* BEGIN PROVIDED DATA *
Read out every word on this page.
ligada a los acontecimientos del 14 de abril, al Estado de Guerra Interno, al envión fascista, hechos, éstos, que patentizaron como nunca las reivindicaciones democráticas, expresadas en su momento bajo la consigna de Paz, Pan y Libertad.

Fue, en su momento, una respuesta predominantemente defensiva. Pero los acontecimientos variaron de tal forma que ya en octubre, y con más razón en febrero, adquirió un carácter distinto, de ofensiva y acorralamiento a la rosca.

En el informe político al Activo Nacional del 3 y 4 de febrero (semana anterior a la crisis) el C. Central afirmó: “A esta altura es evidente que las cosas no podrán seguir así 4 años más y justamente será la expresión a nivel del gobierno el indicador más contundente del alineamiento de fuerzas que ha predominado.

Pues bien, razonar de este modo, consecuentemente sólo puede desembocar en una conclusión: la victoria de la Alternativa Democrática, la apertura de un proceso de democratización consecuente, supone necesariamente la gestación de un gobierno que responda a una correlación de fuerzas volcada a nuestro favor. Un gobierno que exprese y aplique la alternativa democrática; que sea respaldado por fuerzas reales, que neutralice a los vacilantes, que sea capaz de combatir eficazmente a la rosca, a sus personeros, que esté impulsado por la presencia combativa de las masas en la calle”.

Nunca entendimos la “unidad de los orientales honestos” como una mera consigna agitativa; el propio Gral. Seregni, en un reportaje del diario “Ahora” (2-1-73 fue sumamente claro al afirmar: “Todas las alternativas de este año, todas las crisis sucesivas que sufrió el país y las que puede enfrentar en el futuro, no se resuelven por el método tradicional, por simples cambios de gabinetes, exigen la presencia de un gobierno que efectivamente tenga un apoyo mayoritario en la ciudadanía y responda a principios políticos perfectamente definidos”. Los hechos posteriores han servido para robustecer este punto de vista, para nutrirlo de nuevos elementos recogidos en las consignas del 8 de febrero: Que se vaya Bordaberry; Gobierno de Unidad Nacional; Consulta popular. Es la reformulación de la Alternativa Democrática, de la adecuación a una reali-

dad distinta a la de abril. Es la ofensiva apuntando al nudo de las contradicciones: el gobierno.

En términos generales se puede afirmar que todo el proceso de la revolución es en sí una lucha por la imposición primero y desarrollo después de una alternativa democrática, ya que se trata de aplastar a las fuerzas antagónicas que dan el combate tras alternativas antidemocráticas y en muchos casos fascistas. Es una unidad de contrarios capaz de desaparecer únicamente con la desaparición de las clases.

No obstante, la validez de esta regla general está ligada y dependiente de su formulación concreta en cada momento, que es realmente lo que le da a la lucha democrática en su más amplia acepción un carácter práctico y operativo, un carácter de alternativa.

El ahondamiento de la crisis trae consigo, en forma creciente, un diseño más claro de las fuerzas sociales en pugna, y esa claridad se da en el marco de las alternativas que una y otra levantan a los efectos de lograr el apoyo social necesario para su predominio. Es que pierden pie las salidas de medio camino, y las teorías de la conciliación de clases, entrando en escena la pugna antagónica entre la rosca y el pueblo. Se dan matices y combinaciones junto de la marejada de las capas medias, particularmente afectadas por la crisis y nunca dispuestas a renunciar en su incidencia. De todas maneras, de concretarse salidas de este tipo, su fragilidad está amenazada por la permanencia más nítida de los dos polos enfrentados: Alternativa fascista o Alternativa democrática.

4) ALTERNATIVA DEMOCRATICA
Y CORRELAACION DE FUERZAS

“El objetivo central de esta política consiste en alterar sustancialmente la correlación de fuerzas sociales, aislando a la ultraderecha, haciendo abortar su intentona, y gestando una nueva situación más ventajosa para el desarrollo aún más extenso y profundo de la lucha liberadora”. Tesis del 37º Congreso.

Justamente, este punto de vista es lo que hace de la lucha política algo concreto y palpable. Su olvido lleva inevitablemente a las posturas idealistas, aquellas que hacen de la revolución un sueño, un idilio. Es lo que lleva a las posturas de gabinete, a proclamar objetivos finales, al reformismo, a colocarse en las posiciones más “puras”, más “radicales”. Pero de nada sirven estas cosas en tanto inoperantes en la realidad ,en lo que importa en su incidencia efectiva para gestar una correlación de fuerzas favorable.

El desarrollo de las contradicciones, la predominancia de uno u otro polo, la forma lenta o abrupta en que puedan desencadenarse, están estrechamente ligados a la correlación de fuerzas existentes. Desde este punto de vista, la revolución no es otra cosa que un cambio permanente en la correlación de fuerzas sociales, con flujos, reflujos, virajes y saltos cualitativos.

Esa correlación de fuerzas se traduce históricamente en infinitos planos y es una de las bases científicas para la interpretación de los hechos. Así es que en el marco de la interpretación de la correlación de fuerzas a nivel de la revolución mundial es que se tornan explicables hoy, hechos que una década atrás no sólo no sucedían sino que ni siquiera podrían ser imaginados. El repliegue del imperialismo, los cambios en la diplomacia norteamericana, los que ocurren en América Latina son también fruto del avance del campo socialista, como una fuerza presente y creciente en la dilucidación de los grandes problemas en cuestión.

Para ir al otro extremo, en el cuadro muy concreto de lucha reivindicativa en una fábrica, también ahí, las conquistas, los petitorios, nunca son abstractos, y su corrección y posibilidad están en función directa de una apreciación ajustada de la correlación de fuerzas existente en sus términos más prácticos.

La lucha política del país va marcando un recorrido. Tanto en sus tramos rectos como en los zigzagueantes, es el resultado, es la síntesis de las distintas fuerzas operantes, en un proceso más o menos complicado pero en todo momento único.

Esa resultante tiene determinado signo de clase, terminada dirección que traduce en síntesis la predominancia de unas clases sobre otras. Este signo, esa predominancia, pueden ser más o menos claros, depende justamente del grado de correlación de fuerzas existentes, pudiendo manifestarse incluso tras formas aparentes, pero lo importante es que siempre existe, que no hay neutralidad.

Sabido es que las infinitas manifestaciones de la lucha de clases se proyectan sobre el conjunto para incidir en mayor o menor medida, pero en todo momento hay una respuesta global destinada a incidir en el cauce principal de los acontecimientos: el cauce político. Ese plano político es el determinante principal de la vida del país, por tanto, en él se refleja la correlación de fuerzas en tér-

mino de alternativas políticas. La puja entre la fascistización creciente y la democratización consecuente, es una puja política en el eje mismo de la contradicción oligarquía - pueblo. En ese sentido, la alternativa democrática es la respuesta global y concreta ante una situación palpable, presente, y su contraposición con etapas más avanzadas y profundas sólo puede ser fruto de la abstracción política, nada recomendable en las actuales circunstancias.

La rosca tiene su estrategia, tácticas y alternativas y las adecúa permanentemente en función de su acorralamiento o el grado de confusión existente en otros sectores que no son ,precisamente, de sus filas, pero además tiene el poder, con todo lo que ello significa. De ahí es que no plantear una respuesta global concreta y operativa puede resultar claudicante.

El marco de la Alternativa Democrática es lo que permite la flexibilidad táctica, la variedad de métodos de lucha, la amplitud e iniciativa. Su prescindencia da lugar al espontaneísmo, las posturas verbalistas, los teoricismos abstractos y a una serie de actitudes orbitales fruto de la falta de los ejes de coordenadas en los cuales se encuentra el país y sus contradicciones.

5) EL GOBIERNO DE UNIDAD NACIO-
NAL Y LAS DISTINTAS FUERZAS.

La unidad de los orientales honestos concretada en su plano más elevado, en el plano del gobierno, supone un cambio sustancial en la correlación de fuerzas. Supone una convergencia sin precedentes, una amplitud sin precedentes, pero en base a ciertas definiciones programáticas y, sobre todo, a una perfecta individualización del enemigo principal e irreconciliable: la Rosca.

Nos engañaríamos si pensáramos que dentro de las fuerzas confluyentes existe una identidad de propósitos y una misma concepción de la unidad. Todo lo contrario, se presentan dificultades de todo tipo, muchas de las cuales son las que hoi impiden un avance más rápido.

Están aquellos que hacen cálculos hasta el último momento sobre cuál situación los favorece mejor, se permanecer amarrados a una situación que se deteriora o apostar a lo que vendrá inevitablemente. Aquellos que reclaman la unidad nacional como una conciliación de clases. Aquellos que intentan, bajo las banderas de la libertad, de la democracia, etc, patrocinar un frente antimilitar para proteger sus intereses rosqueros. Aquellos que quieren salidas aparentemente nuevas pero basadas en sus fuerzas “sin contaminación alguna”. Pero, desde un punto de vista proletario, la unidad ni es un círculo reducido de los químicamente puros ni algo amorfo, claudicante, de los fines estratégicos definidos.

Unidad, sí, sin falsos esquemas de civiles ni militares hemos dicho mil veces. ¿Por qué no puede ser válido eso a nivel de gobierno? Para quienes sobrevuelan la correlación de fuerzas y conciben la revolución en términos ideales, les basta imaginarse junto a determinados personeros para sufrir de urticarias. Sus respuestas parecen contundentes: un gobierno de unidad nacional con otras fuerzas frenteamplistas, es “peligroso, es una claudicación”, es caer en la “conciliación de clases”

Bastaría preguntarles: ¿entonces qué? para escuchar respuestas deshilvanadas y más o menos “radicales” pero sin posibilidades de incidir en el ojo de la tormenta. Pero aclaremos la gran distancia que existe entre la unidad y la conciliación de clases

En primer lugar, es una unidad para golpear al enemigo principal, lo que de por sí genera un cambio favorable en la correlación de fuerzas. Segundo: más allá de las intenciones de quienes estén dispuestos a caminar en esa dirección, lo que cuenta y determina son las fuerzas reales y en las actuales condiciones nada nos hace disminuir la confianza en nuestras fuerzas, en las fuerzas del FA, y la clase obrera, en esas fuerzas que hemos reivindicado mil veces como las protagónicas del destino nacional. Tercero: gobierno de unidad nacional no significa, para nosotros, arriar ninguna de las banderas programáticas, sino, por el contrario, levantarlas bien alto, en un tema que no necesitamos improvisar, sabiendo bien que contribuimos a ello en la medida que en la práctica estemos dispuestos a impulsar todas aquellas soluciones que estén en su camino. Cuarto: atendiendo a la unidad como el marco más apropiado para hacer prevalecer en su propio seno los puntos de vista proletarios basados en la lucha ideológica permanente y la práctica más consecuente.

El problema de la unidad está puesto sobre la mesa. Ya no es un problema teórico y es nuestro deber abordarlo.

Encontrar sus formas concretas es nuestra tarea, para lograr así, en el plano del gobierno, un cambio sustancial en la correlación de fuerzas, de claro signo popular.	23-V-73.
* END PROVIDED DATA *
▶ **WORK INSTRUCTIONS**
Gather all lines with the string "incidir" from the data.

▶ **THE RESPONSE**
Sabido es que las infinitas manifestaciones de la lucha de clases se proyectan sobre el conjunto para incidir en mayor o menor medida, pero en todo momento hay una respuesta global destinada a incidir en el cauce principal de los acontecimientos: el cauce político. Ese plano político es el determinante principal de la vida del país, por tanto, en él se refleja la correlación de fuerzas en tér-
Bastaría preguntarles: ¿entonces qué? para escuchar respuestas deshilvanadas y más o menos “radicales” pero sin posibilidades de incidir en el ojo de la tormenta. Pero aclaremos la gran distancia que existe entre la unidad y la conciliación de clases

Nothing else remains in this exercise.